» Your goal:
Your task is to copy the listing exactly, with the pictures left out.

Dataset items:
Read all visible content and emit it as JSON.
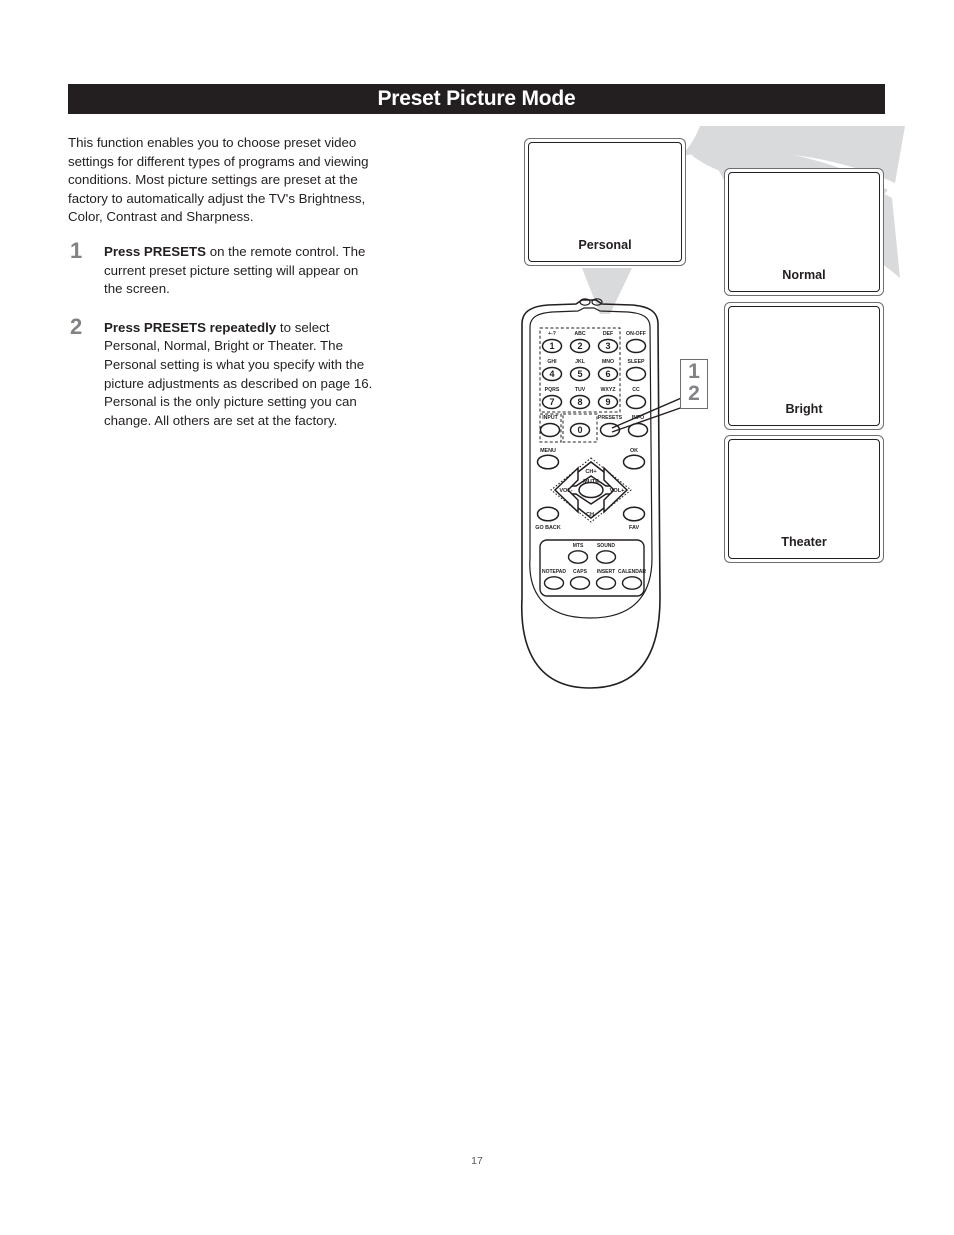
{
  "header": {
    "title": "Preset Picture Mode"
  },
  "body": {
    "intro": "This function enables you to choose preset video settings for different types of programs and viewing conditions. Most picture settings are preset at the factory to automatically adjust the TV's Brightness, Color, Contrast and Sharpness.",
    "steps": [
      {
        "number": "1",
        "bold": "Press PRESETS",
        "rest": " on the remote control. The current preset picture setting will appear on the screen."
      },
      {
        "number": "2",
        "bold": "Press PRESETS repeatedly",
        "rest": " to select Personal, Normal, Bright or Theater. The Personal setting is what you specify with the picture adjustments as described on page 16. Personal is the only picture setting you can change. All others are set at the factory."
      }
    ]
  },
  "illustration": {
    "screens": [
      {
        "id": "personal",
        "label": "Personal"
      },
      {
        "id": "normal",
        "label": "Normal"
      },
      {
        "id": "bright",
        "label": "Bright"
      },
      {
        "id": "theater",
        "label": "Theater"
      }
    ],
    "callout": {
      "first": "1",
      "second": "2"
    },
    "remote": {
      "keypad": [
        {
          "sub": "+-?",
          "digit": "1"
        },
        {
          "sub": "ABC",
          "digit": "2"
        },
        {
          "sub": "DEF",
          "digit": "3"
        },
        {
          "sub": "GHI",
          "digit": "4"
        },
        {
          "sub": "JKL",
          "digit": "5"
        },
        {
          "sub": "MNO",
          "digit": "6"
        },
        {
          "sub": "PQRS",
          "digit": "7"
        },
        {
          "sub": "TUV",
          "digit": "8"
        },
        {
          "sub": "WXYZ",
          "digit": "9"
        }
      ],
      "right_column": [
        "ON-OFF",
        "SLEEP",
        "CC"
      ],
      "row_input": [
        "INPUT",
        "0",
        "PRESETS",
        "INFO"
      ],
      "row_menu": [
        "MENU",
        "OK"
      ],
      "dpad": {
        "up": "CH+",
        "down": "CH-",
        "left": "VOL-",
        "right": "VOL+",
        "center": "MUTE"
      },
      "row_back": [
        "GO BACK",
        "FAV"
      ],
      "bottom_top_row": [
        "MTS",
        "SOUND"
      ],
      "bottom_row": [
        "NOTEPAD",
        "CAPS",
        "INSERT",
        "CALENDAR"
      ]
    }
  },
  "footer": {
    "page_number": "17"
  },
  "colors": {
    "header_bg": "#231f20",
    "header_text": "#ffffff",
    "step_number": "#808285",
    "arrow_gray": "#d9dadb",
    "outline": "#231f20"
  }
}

» Written answer:
Read all visible content and emit it as JSON.
{
  "header": {
    "title": "Preset Picture Mode"
  },
  "body": {
    "intro": "This function enables you to choose preset video settings for different types of programs and viewing conditions. Most picture settings are preset at the factory to automatically adjust the TV's Brightness, Color, Contrast and Sharpness.",
    "steps": [
      {
        "number": "1",
        "bold": "Press PRESETS",
        "rest": " on the remote control. The current preset picture setting will appear on the screen."
      },
      {
        "number": "2",
        "bold": "Press PRESETS repeatedly",
        "rest": " to select Personal, Normal, Bright or Theater. The Personal setting is what you specify with the picture adjustments as described on page 16. Personal is the only picture setting you can change. All others are set at the factory."
      }
    ]
  },
  "illustration": {
    "screens": [
      {
        "id": "personal",
        "label": "Personal"
      },
      {
        "id": "normal",
        "label": "Normal"
      },
      {
        "id": "bright",
        "label": "Bright"
      },
      {
        "id": "theater",
        "label": "Theater"
      }
    ],
    "callout": {
      "first": "1",
      "second": "2"
    },
    "remote": {
      "keypad": [
        {
          "sub": "+-?",
          "digit": "1"
        },
        {
          "sub": "ABC",
          "digit": "2"
        },
        {
          "sub": "DEF",
          "digit": "3"
        },
        {
          "sub": "GHI",
          "digit": "4"
        },
        {
          "sub": "JKL",
          "digit": "5"
        },
        {
          "sub": "MNO",
          "digit": "6"
        },
        {
          "sub": "PQRS",
          "digit": "7"
        },
        {
          "sub": "TUV",
          "digit": "8"
        },
        {
          "sub": "WXYZ",
          "digit": "9"
        }
      ],
      "right_column": [
        "ON-OFF",
        "SLEEP",
        "CC"
      ],
      "row_input": [
        "INPUT",
        "0",
        "PRESETS",
        "INFO"
      ],
      "row_menu": [
        "MENU",
        "OK"
      ],
      "dpad": {
        "up": "CH+",
        "down": "CH-",
        "left": "VOL-",
        "right": "VOL+",
        "center": "MUTE"
      },
      "row_back": [
        "GO BACK",
        "FAV"
      ],
      "bottom_top_row": [
        "MTS",
        "SOUND"
      ],
      "bottom_row": [
        "NOTEPAD",
        "CAPS",
        "INSERT",
        "CALENDAR"
      ]
    }
  },
  "footer": {
    "page_number": "17"
  },
  "colors": {
    "header_bg": "#231f20",
    "header_text": "#ffffff",
    "step_number": "#808285",
    "arrow_gray": "#d9dadb",
    "outline": "#231f20"
  }
}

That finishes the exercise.